◆ **WHAT YOU NEED TO DO**: Filter the data for lines with the word "description", then copy every line so identified.

☆ ☆ ☆ ☆ ☆

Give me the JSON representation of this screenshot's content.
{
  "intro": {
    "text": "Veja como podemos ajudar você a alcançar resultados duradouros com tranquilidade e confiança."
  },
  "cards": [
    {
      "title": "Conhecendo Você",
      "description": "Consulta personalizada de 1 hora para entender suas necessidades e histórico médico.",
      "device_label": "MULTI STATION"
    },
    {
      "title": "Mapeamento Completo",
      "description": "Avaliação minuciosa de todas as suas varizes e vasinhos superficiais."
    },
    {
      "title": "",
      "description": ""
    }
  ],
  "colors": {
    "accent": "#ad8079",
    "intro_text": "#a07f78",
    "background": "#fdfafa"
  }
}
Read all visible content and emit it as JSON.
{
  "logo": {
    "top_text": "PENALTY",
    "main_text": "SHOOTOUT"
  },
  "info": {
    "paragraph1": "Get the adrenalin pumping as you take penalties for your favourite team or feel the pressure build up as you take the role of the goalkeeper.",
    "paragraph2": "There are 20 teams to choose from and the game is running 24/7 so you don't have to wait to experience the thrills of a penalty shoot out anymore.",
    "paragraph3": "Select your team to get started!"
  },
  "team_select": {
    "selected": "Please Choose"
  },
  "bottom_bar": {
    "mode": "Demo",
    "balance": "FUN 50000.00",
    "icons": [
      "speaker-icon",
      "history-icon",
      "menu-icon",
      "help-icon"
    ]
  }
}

☆ ☆ ☆ ☆ ☆

◆ **WRITTEN ANSWER**:
      "description": "Consulta personalizada de 1 hora para entender suas necessidades e histórico médico.",
      "description": "Avaliação minuciosa de todas as suas varizes e vasinhos superficiais."
      "description": ""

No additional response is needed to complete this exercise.